TASK TO CARRY OUT. The records that follow are to be repeated without alteration.

RECORDS.
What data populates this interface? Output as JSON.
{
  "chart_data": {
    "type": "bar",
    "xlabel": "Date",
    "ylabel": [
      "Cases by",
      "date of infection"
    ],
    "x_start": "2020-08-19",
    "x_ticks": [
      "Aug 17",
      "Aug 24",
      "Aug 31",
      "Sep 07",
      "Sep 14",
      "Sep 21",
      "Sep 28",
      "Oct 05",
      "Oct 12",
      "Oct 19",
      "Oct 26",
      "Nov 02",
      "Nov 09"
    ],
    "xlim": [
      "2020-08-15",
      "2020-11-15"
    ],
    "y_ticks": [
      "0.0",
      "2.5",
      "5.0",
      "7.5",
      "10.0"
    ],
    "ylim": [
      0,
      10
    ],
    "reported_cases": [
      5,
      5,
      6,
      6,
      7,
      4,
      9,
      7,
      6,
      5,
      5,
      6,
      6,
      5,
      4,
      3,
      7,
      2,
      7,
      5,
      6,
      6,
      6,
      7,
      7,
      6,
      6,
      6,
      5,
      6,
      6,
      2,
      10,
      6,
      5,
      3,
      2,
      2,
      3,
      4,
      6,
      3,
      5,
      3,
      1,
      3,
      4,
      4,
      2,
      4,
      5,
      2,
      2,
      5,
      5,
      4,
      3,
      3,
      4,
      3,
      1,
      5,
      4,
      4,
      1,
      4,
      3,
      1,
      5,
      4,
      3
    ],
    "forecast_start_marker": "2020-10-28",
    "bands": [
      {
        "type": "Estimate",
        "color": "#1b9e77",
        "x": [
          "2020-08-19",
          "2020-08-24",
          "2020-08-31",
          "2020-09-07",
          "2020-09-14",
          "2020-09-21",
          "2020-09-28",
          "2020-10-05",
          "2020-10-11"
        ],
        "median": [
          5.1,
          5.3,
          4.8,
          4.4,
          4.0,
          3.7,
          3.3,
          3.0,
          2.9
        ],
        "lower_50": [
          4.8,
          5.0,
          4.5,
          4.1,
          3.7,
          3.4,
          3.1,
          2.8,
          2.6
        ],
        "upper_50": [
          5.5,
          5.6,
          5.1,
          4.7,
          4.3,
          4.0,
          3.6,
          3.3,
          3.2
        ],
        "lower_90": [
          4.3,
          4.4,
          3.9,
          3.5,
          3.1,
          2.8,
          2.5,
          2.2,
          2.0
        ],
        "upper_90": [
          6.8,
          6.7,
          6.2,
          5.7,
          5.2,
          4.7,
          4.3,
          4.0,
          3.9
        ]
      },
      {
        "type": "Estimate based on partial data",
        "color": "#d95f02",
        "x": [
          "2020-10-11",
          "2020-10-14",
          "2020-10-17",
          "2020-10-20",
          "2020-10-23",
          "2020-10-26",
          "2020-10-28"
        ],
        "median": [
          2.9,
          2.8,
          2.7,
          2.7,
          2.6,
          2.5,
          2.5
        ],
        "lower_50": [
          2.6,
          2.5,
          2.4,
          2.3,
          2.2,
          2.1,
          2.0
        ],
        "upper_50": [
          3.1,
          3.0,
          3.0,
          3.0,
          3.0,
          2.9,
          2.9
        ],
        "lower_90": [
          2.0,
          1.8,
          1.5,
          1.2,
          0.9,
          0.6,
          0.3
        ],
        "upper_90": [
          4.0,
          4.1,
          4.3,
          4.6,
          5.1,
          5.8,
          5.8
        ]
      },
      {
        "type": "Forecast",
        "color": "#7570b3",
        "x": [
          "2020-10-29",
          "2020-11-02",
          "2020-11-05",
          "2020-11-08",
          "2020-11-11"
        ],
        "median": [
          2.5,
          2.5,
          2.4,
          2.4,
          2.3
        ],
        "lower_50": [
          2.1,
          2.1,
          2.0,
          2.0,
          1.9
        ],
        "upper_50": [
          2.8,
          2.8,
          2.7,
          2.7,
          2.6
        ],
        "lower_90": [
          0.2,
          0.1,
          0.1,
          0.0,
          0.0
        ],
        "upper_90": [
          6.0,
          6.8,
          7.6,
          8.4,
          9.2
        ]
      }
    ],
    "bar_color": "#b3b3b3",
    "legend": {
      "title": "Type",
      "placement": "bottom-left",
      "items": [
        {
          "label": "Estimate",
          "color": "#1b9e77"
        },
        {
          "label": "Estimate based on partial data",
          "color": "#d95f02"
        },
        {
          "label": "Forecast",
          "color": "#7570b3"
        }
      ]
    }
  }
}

ANSWER TO THE PROBLEM.
What data populates this interface? Output as JSON.
{
  "chart_data": {
    "type": "bar",
    "xlabel": "Date",
    "ylabel": [
      "Cases by",
      "date of infection"
    ],
    "x_start": "2020-08-19",
    "x_ticks": [
      "Aug 17",
      "Aug 24",
      "Aug 31",
      "Sep 07",
      "Sep 14",
      "Sep 21",
      "Sep 28",
      "Oct 05",
      "Oct 12",
      "Oct 19",
      "Oct 26",
      "Nov 02",
      "Nov 09"
    ],
    "xlim": [
      "2020-08-15",
      "2020-11-15"
    ],
    "y_ticks": [
      "0.0",
      "2.5",
      "5.0",
      "7.5",
      "10.0"
    ],
    "ylim": [
      0,
      10
    ],
    "reported_cases": [
      5,
      5,
      6,
      6,
      7,
      4,
      9,
      7,
      6,
      5,
      5,
      6,
      6,
      5,
      4,
      3,
      7,
      2,
      7,
      5,
      6,
      6,
      6,
      7,
      7,
      6,
      6,
      6,
      5,
      6,
      6,
      2,
      10,
      6,
      5,
      3,
      2,
      2,
      3,
      4,
      6,
      3,
      5,
      3,
      1,
      3,
      4,
      4,
      2,
      4,
      5,
      2,
      2,
      5,
      5,
      4,
      3,
      3,
      4,
      3,
      1,
      5,
      4,
      4,
      1,
      4,
      3,
      1,
      5,
      4,
      3
    ],
    "forecast_start_marker": "2020-10-28",
    "bands": [
      {
        "type": "Estimate",
        "color": "#1b9e77",
        "x": [
          "2020-08-19",
          "2020-08-24",
          "2020-08-31",
          "2020-09-07",
          "2020-09-14",
          "2020-09-21",
          "2020-09-28",
          "2020-10-05",
          "2020-10-11"
        ],
        "median": [
          5.1,
          5.3,
          4.8,
          4.4,
          4.0,
          3.7,
          3.3,
          3.0,
          2.9
        ],
        "lower_50": [
          4.8,
          5.0,
          4.5,
          4.1,
          3.7,
          3.4,
          3.1,
          2.8,
          2.6
        ],
        "upper_50": [
          5.5,
          5.6,
          5.1,
          4.7,
          4.3,
          4.0,
          3.6,
          3.3,
          3.2
        ],
        "lower_90": [
          4.3,
          4.4,
          3.9,
          3.5,
          3.1,
          2.8,
          2.5,
          2.2,
          2.0
        ],
        "upper_90": [
          6.8,
          6.7,
          6.2,
          5.7,
          5.2,
          4.7,
          4.3,
          4.0,
          3.9
        ]
      },
      {
        "type": "Estimate based on partial data",
        "color": "#d95f02",
        "x": [
          "2020-10-11",
          "2020-10-14",
          "2020-10-17",
          "2020-10-20",
          "2020-10-23",
          "2020-10-26",
          "2020-10-28"
        ],
        "median": [
          2.9,
          2.8,
          2.7,
          2.7,
          2.6,
          2.5,
          2.5
        ],
        "lower_50": [
          2.6,
          2.5,
          2.4,
          2.3,
          2.2,
          2.1,
          2.0
        ],
        "upper_50": [
          3.1,
          3.0,
          3.0,
          3.0,
          3.0,
          2.9,
          2.9
        ],
        "lower_90": [
          2.0,
          1.8,
          1.5,
          1.2,
          0.9,
          0.6,
          0.3
        ],
        "upper_90": [
          4.0,
          4.1,
          4.3,
          4.6,
          5.1,
          5.8,
          5.8
        ]
      },
      {
        "type": "Forecast",
        "color": "#7570b3",
        "x": [
          "2020-10-29",
          "2020-11-02",
          "2020-11-05",
          "2020-11-08",
          "2020-11-11"
        ],
        "median": [
          2.5,
          2.5,
          2.4,
          2.4,
          2.3
        ],
        "lower_50": [
          2.1,
          2.1,
          2.0,
          2.0,
          1.9
        ],
        "upper_50": [
          2.8,
          2.8,
          2.7,
          2.7,
          2.6
        ],
        "lower_90": [
          0.2,
          0.1,
          0.1,
          0.0,
          0.0
        ],
        "upper_90": [
          6.0,
          6.8,
          7.6,
          8.4,
          9.2
        ]
      }
    ],
    "bar_color": "#b3b3b3",
    "legend": {
      "title": "Type",
      "placement": "bottom-left",
      "items": [
        {
          "label": "Estimate",
          "color": "#1b9e77"
        },
        {
          "label": "Estimate based on partial data",
          "color": "#d95f02"
        },
        {
          "label": "Forecast",
          "color": "#7570b3"
        }
      ]
    }
  }
}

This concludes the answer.